» **GOAL**
Locate the lines where "this" occurs and copy them as they stand.

» **RECORDS PROVIDED**

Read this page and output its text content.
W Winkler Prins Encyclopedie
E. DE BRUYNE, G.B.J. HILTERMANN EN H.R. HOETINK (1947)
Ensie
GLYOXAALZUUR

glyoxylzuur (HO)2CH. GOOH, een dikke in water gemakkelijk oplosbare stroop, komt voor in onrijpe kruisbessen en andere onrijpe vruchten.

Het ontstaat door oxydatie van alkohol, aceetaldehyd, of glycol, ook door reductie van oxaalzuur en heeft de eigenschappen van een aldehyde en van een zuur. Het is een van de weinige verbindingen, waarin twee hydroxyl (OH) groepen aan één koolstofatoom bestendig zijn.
...
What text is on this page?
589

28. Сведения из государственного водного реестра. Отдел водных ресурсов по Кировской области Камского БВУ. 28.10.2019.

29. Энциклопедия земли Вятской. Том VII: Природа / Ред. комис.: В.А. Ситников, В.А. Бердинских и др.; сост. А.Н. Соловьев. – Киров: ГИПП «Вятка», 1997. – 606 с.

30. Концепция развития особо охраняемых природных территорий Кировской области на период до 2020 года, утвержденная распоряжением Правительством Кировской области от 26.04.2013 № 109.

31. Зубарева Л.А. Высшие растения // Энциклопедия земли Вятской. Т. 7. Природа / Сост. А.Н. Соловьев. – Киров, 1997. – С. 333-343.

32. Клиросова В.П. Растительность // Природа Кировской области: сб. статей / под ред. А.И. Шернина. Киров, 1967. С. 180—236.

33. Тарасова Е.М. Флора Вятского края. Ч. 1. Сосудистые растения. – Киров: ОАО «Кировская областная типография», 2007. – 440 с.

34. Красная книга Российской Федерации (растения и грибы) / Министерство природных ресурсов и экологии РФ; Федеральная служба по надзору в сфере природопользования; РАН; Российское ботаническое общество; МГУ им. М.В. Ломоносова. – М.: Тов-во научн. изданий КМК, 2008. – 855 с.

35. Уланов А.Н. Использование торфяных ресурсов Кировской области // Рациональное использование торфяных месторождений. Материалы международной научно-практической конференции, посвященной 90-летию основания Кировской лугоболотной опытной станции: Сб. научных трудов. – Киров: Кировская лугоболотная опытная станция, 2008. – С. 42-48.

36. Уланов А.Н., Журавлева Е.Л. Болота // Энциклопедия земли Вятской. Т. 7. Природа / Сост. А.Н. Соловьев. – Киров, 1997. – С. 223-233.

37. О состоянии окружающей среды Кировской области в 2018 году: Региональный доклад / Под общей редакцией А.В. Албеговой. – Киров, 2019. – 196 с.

» **WORKED ANSWER**
Read this page and output its text content.
What text is on this page?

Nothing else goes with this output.